| EXTRAIT DU DOCUMENT |
>>>
Saint Luc dessinant la Vierge

Saint Luc dessinant la Vierge est une huile sur panneau du peintre flamand Rogier van der Weyden. Le panneau représente Luc l'Évangéliste, saint patron des artistes, dessinant la Vierge Marie tenant dans ses bras l'Enfant Jésus. Van der Weyden réalise cette peinture entre 1435 et 1440, commandée en 1435 par la Guilde de Saint-Luc pour la cathédrale Sainte-Gudule de Bruxelles[1]. Le panneau est probablement l'une des premières œuvres de Van der Weyden après sa nomination comme peintre officiel de la ville de Bruxelles, à la fin de son apprentissage dans l'atelier de Robert Campin[2]. Le musée des beaux-arts de Boston, où il est exposé, décrit ce tableau comme « parmi les tableaux d'Europe du Nord les plus importants [exposés] aux États-Unis[3]. »
<<<
| OBJECTIFS |
(a) Relevez toutes les personnes nommées dans la notice sur Saint Luc dessinant la Vierge.
(b) Reprenez la notice sur Saint Luc dessinant la Vierge à partir de sa dernière phrase et poursuivez-la.
Le listing n'a aucun lien avec la notice qui précède.

Enregistrements issus d'un jeu de données
>>>
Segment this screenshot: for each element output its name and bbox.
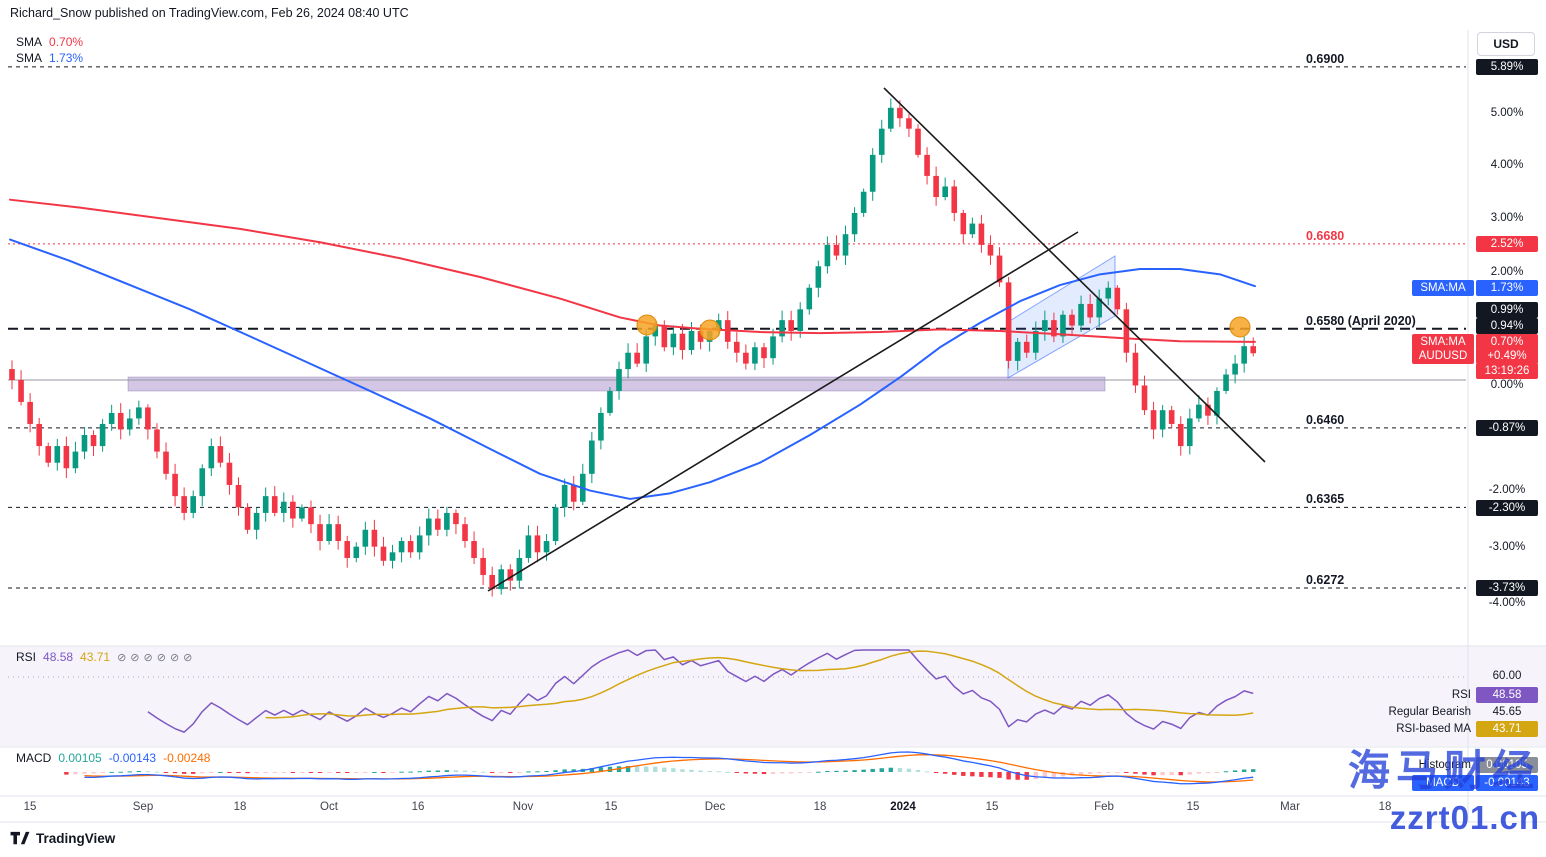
time-axis-label: 18	[813, 801, 827, 813]
macd-signal-value: -0.00248	[163, 751, 211, 765]
price-level-label: 0.6272	[1306, 573, 1345, 587]
price-level-label: 0.6365	[1306, 492, 1345, 506]
price-level-label: 0.6580 (April 2020)	[1306, 314, 1416, 328]
time-axis-label: Nov	[512, 801, 534, 813]
tradingview-footer-link[interactable]: TradingView	[10, 831, 115, 846]
macd-line-value: -0.00143	[108, 751, 157, 765]
time-axis-label: 15	[23, 801, 37, 813]
rsi-divergence-toggle-icons[interactable]: ⊘⊘⊘⊘⊘⊘	[117, 651, 197, 664]
candles-layer	[9, 98, 1257, 597]
trendlines-layer[interactable]	[487, 87, 1266, 592]
time-axis-label: 15	[1186, 801, 1200, 813]
time-axis-label: 2024	[890, 801, 916, 813]
price-level-label: 0.6900	[1306, 52, 1345, 66]
time-axis-label: Dec	[704, 801, 726, 813]
time-axis-label: 18	[1378, 801, 1392, 813]
macd-hist-value: 0.00105	[58, 751, 102, 765]
time-axis-label: Sep	[132, 801, 154, 813]
sma-legend-value: 1.73%	[49, 51, 84, 65]
macd-pane	[64, 751, 1256, 785]
time-axis-label: 15	[604, 801, 618, 813]
tradingview-logo-icon	[10, 831, 30, 845]
publish-header: Richard_Snow published on TradingView.co…	[10, 6, 409, 20]
rsi-ma-legend-value: 43.71	[80, 650, 111, 664]
sma-legend-row-1[interactable]: SMA 0.70%	[16, 35, 83, 49]
marker-circles-layer	[636, 314, 1251, 341]
macd-legend[interactable]: MACD 0.00105 -0.00143 -0.00248	[16, 751, 210, 765]
rsi-legend[interactable]: RSI 48.58 43.71 ⊘⊘⊘⊘⊘⊘	[16, 650, 196, 664]
time-axis-label: 16	[411, 801, 425, 813]
sma-legend-row-2[interactable]: SMA 1.73%	[16, 51, 83, 65]
sma-legend-value: 0.70%	[49, 35, 84, 49]
sma-legend-label: SMA	[16, 51, 43, 65]
rsi-legend-value: 48.58	[43, 650, 74, 664]
rsi-legend-label: RSI	[16, 650, 37, 664]
pane-backgrounds	[0, 30, 1546, 823]
time-axis-label: Oct	[320, 801, 338, 813]
sma-legend-label: SMA	[16, 35, 43, 49]
price-level-label: 0.6460	[1306, 413, 1345, 427]
macd-legend-label: MACD	[16, 751, 52, 765]
publish-header-text: Richard_Snow published on TradingView.co…	[10, 6, 409, 20]
price-level-label: 0.6680	[1306, 229, 1345, 243]
support-zone-layer	[8, 376, 1466, 392]
time-axis-label: Feb	[1094, 801, 1114, 813]
currency-toggle-button[interactable]: USD	[1477, 32, 1535, 56]
rsi-pane	[8, 649, 1466, 733]
time-axis-label: Mar	[1280, 801, 1300, 813]
time-axis-label: 18	[233, 801, 247, 813]
level-lines-layer	[8, 66, 1466, 589]
tradingview-brand-text: TradingView	[36, 831, 116, 846]
time-axis-label: 15	[985, 801, 999, 813]
sma-lines-layer	[9, 198, 1256, 500]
<<<
| RÉPONSES PAR TÂCHE |
(a) Rogier van der Weyden, Luc l'Évangéliste, la Vierge Marie, l'Enfant Jésus, Robert Campin

(b)
Composition

Van der Weyden a recours de manière intensive à l'iconographie religieuse. Une sculpture de la Chute de l'Homme est peinte sur l'accoudoir du siège de la Vierge ; Adam et Ève symbolisent le rôle de la Vierge et de Jésus dans la rédemption de l'Humanité[2]. Bien qu'elle soit assise sous un baldaquin damassé, Marie ne siège pas sur le trône mais sur les marches qui y conduisent, montrant ainsi son humilité. Le bœuf à genoux, représenté à droite dans l'antichambre, est le symbole de saint Luc, et le livre ouvert représente son Évangile[2]. À l'arrière, la loggia donne accès à un jardin clos, hortus conclusus, un symbole de la chasteté de la Vierge. L'artiste représente une Vierge à l'Enfant humanisée, comme le suggère l'environnement contemporain réaliste qui l'entoure, l'absence d'auréole et la construction spéciale intime.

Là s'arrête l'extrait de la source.